Stored records:
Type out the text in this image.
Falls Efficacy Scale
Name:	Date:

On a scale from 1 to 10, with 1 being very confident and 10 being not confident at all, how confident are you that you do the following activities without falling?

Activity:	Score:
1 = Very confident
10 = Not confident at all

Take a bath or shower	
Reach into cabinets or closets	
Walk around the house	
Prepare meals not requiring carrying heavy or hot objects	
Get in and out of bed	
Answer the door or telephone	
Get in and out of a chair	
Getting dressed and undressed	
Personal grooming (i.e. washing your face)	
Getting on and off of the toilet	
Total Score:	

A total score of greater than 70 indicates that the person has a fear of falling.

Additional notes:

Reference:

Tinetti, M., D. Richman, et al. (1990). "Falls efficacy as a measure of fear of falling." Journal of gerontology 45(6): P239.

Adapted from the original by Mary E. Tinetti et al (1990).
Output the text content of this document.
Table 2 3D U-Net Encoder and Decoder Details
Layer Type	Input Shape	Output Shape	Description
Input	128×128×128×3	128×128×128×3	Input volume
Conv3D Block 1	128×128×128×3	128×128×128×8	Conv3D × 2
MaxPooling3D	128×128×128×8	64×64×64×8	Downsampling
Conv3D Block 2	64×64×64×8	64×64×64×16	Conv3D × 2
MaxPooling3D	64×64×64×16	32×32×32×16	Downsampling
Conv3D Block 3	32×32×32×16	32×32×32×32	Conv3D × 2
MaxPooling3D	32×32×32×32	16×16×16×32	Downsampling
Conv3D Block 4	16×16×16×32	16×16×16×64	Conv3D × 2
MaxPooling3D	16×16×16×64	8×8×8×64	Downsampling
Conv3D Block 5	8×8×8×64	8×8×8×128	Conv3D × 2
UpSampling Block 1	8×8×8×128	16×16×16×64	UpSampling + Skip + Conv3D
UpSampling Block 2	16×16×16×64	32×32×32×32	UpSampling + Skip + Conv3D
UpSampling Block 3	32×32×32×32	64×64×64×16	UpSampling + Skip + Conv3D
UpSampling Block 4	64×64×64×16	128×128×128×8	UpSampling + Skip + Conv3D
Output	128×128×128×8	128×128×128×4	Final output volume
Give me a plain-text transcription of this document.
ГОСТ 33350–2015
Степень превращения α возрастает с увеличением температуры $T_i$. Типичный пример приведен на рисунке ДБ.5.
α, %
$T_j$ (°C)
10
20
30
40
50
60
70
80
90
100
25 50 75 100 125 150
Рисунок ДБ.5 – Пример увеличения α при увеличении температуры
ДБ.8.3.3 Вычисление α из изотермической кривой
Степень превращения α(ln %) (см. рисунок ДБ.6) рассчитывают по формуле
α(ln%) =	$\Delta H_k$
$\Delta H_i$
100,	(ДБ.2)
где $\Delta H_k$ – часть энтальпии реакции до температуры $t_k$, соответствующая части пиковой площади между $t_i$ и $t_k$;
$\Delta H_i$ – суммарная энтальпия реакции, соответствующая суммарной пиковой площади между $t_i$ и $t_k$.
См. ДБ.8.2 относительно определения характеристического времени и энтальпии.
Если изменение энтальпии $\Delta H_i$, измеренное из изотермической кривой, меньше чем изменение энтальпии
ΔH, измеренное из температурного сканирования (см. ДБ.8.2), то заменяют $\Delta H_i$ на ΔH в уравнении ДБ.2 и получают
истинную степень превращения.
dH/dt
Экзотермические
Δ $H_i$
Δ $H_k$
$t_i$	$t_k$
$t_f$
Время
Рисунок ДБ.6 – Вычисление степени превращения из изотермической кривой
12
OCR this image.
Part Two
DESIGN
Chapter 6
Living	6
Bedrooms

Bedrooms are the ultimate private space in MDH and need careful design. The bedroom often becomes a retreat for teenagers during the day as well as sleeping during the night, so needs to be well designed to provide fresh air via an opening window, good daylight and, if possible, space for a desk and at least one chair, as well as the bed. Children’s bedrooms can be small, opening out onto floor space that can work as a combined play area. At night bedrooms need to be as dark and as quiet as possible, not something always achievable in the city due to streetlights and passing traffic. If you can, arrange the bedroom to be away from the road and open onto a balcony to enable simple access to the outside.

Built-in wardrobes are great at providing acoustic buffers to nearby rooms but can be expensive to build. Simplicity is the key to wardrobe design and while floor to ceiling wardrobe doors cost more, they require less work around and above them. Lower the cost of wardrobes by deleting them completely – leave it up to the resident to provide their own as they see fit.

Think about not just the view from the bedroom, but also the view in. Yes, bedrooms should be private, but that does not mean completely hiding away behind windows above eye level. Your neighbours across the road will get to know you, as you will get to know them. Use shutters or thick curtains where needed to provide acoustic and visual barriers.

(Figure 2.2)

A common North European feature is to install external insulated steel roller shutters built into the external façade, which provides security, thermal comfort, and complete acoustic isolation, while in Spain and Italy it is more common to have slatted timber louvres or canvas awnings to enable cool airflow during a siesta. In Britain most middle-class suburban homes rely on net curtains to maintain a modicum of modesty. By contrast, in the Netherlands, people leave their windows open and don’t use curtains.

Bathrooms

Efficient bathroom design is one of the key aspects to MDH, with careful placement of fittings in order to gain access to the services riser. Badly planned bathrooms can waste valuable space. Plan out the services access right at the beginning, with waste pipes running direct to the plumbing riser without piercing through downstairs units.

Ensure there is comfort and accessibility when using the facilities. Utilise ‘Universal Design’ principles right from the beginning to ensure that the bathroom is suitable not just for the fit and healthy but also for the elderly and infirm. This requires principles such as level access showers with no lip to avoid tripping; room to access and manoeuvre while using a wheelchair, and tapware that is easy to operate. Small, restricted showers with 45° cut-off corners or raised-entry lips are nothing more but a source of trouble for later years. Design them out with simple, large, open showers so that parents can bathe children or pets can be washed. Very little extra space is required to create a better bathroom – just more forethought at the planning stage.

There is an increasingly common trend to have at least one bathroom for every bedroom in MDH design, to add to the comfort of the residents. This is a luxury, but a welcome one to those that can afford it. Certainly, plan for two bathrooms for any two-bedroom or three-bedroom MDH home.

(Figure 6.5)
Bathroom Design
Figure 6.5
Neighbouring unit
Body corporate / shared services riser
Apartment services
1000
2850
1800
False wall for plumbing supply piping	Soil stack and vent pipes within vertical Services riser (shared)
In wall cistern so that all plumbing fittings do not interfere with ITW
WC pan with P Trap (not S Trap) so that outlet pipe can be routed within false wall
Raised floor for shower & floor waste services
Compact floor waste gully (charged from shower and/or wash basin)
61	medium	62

**Exercise directions**
Print all of the entries exactly as they appear.

**Written response**
Type out the text in this image.
Falls Efficacy Scale
Name:	Date:

On a scale from 1 to 10, with 1 being very confident and 10 being not confident at all, how confident are you that you do the following activities without falling?

Activity:	Score:
1 = Very confident
10 = Not confident at all

Take a bath or shower	
Reach into cabinets or closets	
Walk around the house	
Prepare meals not requiring carrying heavy or hot objects	
Get in and out of bed	
Answer the door or telephone	
Get in and out of a chair	
Getting dressed and undressed	
Personal grooming (i.e. washing your face)	
Getting on and off of the toilet	
Total Score:	

A total score of greater than 70 indicates that the person has a fear of falling.

Additional notes:

Reference:

Tinetti, M., D. Richman, et al. (1990). "Falls efficacy as a measure of fear of falling." Journal of gerontology 45(6): P239.

Adapted from the original by Mary E. Tinetti et al (1990).
Output the text content of this document.
Table 2 3D U-Net Encoder and Decoder Details
Layer Type	Input Shape	Output Shape	Description
Input	128×128×128×3	128×128×128×3	Input volume
Conv3D Block 1	128×128×128×3	128×128×128×8	Conv3D × 2
MaxPooling3D	128×128×128×8	64×64×64×8	Downsampling
Conv3D Block 2	64×64×64×8	64×64×64×16	Conv3D × 2
MaxPooling3D	64×64×64×16	32×32×32×16	Downsampling
Conv3D Block 3	32×32×32×16	32×32×32×32	Conv3D × 2
MaxPooling3D	32×32×32×32	16×16×16×32	Downsampling
Conv3D Block 4	16×16×16×32	16×16×16×64	Conv3D × 2
MaxPooling3D	16×16×16×64	8×8×8×64	Downsampling
Conv3D Block 5	8×8×8×64	8×8×8×128	Conv3D × 2
UpSampling Block 1	8×8×8×128	16×16×16×64	UpSampling + Skip + Conv3D
UpSampling Block 2	16×16×16×64	32×32×32×32	UpSampling + Skip + Conv3D
UpSampling Block 3	32×32×32×32	64×64×64×16	UpSampling + Skip + Conv3D
UpSampling Block 4	64×64×64×16	128×128×128×8	UpSampling + Skip + Conv3D
Output	128×128×128×8	128×128×128×4	Final output volume
Give me a plain-text transcription of this document.
ГОСТ 33350–2015
Степень превращения α возрастает с увеличением температуры $T_i$. Типичный пример приведен на рисунке ДБ.5.
α, %
$T_j$ (°C)
10
20
30
40
50
60
70
80
90
100
25 50 75 100 125 150
Рисунок ДБ.5 – Пример увеличения α при увеличении температуры
ДБ.8.3.3 Вычисление α из изотермической кривой
Степень превращения α(ln %) (см. рисунок ДБ.6) рассчитывают по формуле
α(ln%) =	$\Delta H_k$
$\Delta H_i$
100,	(ДБ.2)
где $\Delta H_k$ – часть энтальпии реакции до температуры $t_k$, соответствующая части пиковой площади между $t_i$ и $t_k$;
$\Delta H_i$ – суммарная энтальпия реакции, соответствующая суммарной пиковой площади между $t_i$ и $t_k$.
См. ДБ.8.2 относительно определения характеристического времени и энтальпии.
Если изменение энтальпии $\Delta H_i$, измеренное из изотермической кривой, меньше чем изменение энтальпии
ΔH, измеренное из температурного сканирования (см. ДБ.8.2), то заменяют $\Delta H_i$ на ΔH в уравнении ДБ.2 и получают
истинную степень превращения.
dH/dt
Экзотермические
Δ $H_i$
Δ $H_k$
$t_i$	$t_k$
$t_f$
Время
Рисунок ДБ.6 – Вычисление степени превращения из изотермической кривой
12
OCR this image.
Part Two
DESIGN
Chapter 6
Living	6
Bedrooms

Bedrooms are the ultimate private space in MDH and need careful design. The bedroom often becomes a retreat for teenagers during the day as well as sleeping during the night, so needs to be well designed to provide fresh air via an opening window, good daylight and, if possible, space for a desk and at least one chair, as well as the bed. Children’s bedrooms can be small, opening out onto floor space that can work as a combined play area. At night bedrooms need to be as dark and as quiet as possible, not something always achievable in the city due to streetlights and passing traffic. If you can, arrange the bedroom to be away from the road and open onto a balcony to enable simple access to the outside.

Built-in wardrobes are great at providing acoustic buffers to nearby rooms but can be expensive to build. Simplicity is the key to wardrobe design and while floor to ceiling wardrobe doors cost more, they require less work around and above them. Lower the cost of wardrobes by deleting them completely – leave it up to the resident to provide their own as they see fit.

Think about not just the view from the bedroom, but also the view in. Yes, bedrooms should be private, but that does not mean completely hiding away behind windows above eye level. Your neighbours across the road will get to know you, as you will get to know them. Use shutters or thick curtains where needed to provide acoustic and visual barriers.

(Figure 2.2)

A common North European feature is to install external insulated steel roller shutters built into the external façade, which provides security, thermal comfort, and complete acoustic isolation, while in Spain and Italy it is more common to have slatted timber louvres or canvas awnings to enable cool airflow during a siesta. In Britain most middle-class suburban homes rely on net curtains to maintain a modicum of modesty. By contrast, in the Netherlands, people leave their windows open and don’t use curtains.

Bathrooms

Efficient bathroom design is one of the key aspects to MDH, with careful placement of fittings in order to gain access to the services riser. Badly planned bathrooms can waste valuable space. Plan out the services access right at the beginning, with waste pipes running direct to the plumbing riser without piercing through downstairs units.

Ensure there is comfort and accessibility when using the facilities. Utilise ‘Universal Design’ principles right from the beginning to ensure that the bathroom is suitable not just for the fit and healthy but also for the elderly and infirm. This requires principles such as level access showers with no lip to avoid tripping; room to access and manoeuvre while using a wheelchair, and tapware that is easy to operate. Small, restricted showers with 45° cut-off corners or raised-entry lips are nothing more but a source of trouble for later years. Design them out with simple, large, open showers so that parents can bathe children or pets can be washed. Very little extra space is required to create a better bathroom – just more forethought at the planning stage.

There is an increasingly common trend to have at least one bathroom for every bedroom in MDH design, to add to the comfort of the residents. This is a luxury, but a welcome one to those that can afford it. Certainly, plan for two bathrooms for any two-bedroom or three-bedroom MDH home.

(Figure 6.5)
Bathroom Design
Figure 6.5
Neighbouring unit
Body corporate / shared services riser
Apartment services
1000
2850
1800
False wall for plumbing supply piping	Soil stack and vent pipes within vertical Services riser (shared)
In wall cistern so that all plumbing fittings do not interfere with ITW
WC pan with P Trap (not S Trap) so that outlet pipe can be routed within false wall
Raised floor for shower & floor waste services
Compact floor waste gully (charged from shower and/or wash basin)
61	medium	62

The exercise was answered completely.